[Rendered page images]

--------

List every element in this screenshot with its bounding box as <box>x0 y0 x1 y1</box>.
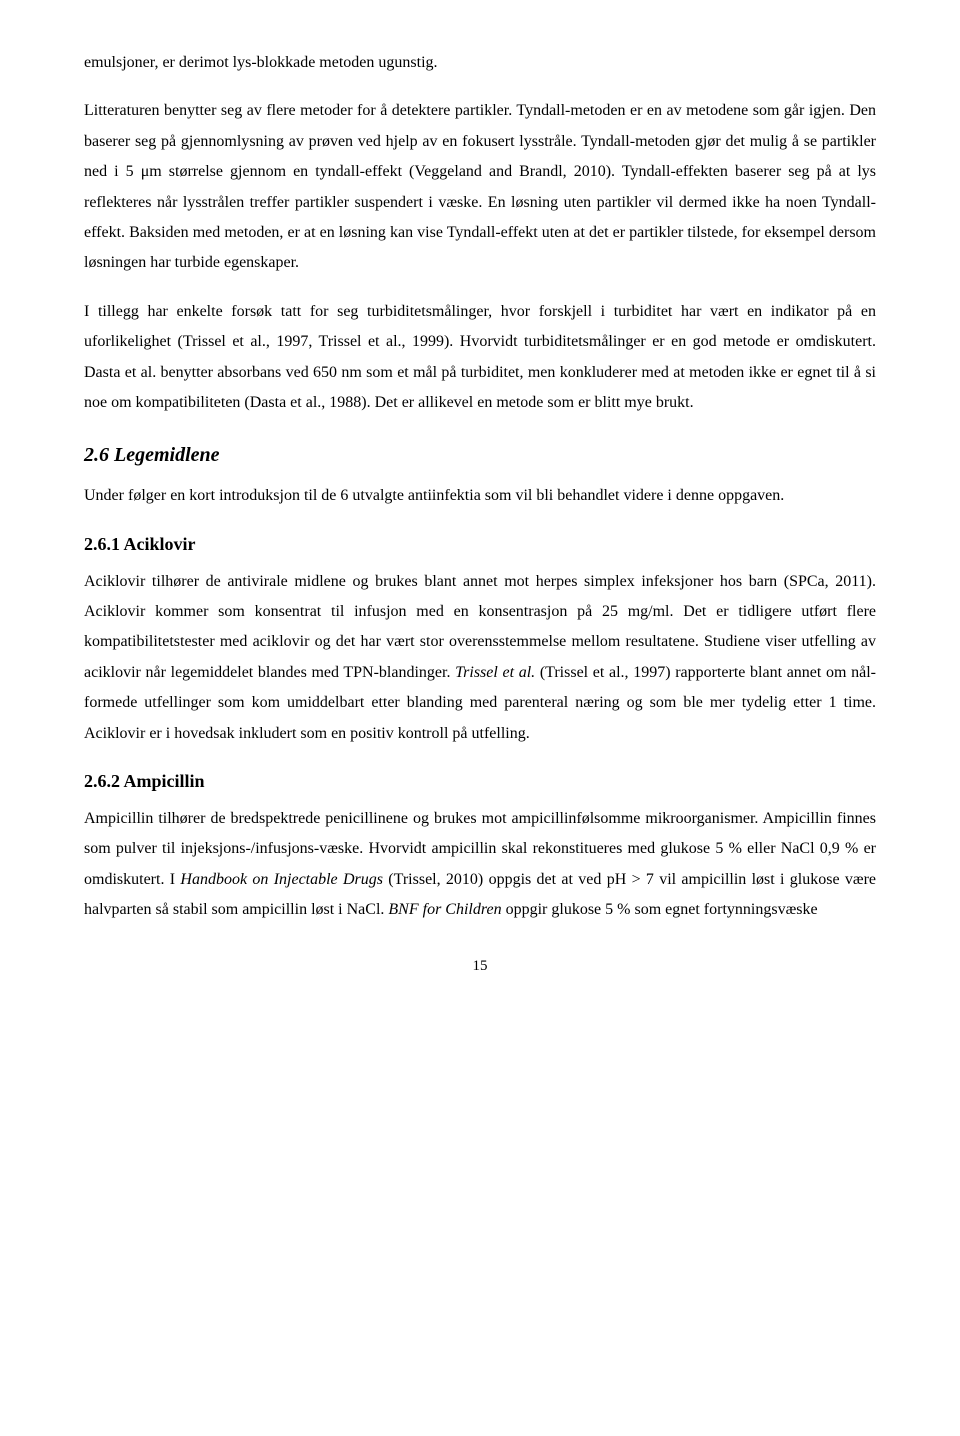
paragraph: emulsjoner, er derimot lys-blokkade meto… <box>84 48 876 78</box>
subsection-heading-ampicillin: 2.6.2 Ampicillin <box>84 771 876 792</box>
paragraph: Ampicillin tilhører de bredspektrede pen… <box>84 804 876 926</box>
paragraph: Under følger en kort introduksjon til de… <box>84 481 876 511</box>
italic-text: BNF for Children <box>388 901 501 918</box>
section-heading-legemidlene: 2.6 Legemidlene <box>84 444 876 467</box>
page-number: 15 <box>84 958 876 975</box>
paragraph: Litteraturen benytter seg av flere metod… <box>84 96 876 278</box>
text-run: oppgir glukose 5 % som egnet fortynnings… <box>502 901 818 918</box>
subsection-heading-aciklovir: 2.6.1 Aciklovir <box>84 534 876 555</box>
paragraph: I tillegg har enkelte forsøk tatt for se… <box>84 297 876 419</box>
italic-text: Handbook on Injectable Drugs <box>180 871 383 888</box>
paragraph: Aciklovir tilhører de antivirale midlene… <box>84 567 876 749</box>
italic-text: Trissel et al. <box>455 664 535 681</box>
document-page: emulsjoner, er derimot lys-blokkade meto… <box>0 0 960 1015</box>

--------

_Task to carry out_
Please repeat every record above exactly, leaving the pictures out.

_Answer to this task_
List every element in this screenshot with its bounding box as <box>x0 y0 x1 y1</box>.
paragraph: emulsjoner, er derimot lys-blokkade meto… <box>84 48 876 78</box>
subsection-heading-ampicillin: 2.6.2 Ampicillin <box>84 771 876 792</box>
paragraph: Ampicillin tilhører de bredspektrede pen… <box>84 804 876 926</box>
paragraph: Under følger en kort introduksjon til de… <box>84 481 876 511</box>
italic-text: BNF for Children <box>388 901 501 918</box>
section-heading-legemidlene: 2.6 Legemidlene <box>84 444 876 467</box>
page-number: 15 <box>84 958 876 975</box>
paragraph: Litteraturen benytter seg av flere metod… <box>84 96 876 278</box>
text-run: oppgir glukose 5 % som egnet fortynnings… <box>502 901 818 918</box>
subsection-heading-aciklovir: 2.6.1 Aciklovir <box>84 534 876 555</box>
paragraph: I tillegg har enkelte forsøk tatt for se… <box>84 297 876 419</box>
italic-text: Handbook on Injectable Drugs <box>180 871 383 888</box>
paragraph: Aciklovir tilhører de antivirale midlene… <box>84 567 876 749</box>
italic-text: Trissel et al. <box>455 664 535 681</box>
document-page: emulsjoner, er derimot lys-blokkade meto… <box>0 0 960 1015</box>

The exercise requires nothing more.